Hunt for the word "ascender" across the entries below, copying each line that holds it.

::::::::::

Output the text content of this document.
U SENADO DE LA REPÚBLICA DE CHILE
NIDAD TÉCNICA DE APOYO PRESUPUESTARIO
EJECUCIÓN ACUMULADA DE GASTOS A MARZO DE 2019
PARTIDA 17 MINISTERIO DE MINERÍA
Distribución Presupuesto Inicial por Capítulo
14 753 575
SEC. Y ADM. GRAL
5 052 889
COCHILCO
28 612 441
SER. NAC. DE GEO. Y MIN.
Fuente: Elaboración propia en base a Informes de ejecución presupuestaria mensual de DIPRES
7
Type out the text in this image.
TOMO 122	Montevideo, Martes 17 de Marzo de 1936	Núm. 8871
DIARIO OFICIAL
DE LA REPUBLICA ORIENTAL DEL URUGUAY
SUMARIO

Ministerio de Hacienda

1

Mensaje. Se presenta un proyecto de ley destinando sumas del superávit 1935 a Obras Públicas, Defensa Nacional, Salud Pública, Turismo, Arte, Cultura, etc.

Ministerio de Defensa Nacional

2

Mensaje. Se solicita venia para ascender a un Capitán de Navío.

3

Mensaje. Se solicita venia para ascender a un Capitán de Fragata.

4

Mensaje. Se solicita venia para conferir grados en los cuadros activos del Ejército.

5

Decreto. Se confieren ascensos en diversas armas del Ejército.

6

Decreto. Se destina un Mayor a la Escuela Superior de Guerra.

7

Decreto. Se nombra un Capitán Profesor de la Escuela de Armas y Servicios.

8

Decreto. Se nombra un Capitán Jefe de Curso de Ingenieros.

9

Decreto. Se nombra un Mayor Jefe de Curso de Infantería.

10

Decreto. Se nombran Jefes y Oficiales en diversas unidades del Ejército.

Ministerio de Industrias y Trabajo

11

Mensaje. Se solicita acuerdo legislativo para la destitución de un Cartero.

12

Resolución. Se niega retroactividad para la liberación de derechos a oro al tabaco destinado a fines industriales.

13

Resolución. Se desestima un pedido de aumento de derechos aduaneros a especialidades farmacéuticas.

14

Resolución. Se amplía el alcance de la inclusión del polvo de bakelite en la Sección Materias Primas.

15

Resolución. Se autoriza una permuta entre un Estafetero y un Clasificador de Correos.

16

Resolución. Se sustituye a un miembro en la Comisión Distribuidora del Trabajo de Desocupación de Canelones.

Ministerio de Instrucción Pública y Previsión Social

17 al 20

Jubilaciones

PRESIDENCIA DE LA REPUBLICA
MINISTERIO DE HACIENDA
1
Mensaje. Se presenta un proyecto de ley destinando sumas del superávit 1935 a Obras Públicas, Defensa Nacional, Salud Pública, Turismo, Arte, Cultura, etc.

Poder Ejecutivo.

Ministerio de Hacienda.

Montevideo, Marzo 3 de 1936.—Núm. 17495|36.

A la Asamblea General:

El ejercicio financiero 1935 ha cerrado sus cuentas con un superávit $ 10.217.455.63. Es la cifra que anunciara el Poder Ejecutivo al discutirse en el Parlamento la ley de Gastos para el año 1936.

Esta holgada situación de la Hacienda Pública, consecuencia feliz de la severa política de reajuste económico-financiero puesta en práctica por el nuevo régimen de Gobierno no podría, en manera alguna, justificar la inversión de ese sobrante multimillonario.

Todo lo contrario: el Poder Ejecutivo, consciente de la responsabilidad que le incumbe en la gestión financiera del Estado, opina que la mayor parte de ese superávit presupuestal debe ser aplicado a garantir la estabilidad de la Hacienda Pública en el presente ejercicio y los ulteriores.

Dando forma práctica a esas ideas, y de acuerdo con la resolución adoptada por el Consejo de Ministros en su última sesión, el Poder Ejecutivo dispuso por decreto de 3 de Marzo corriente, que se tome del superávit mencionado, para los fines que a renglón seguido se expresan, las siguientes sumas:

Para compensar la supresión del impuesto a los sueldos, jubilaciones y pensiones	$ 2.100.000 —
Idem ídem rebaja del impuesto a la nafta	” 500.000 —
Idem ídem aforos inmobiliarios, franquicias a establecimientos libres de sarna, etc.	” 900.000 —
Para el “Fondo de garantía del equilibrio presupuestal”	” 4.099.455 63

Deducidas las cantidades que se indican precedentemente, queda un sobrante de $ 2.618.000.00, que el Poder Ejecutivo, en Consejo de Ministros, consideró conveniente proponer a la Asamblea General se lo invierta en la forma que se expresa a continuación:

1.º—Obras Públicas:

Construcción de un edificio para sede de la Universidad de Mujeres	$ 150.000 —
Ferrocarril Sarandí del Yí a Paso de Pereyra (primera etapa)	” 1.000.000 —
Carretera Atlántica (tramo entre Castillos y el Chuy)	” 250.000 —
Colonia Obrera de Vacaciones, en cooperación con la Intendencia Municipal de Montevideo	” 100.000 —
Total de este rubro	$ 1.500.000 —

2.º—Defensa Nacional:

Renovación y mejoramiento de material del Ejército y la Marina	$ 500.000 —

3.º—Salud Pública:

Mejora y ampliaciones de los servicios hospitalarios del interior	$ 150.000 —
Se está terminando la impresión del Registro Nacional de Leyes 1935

::::::::::

> Answer for the task:
Mensaje. Se solicita venia para ascender a un Capitán de Navío.
Mensaje. Se solicita venia para ascender a un Capitán de Fragata.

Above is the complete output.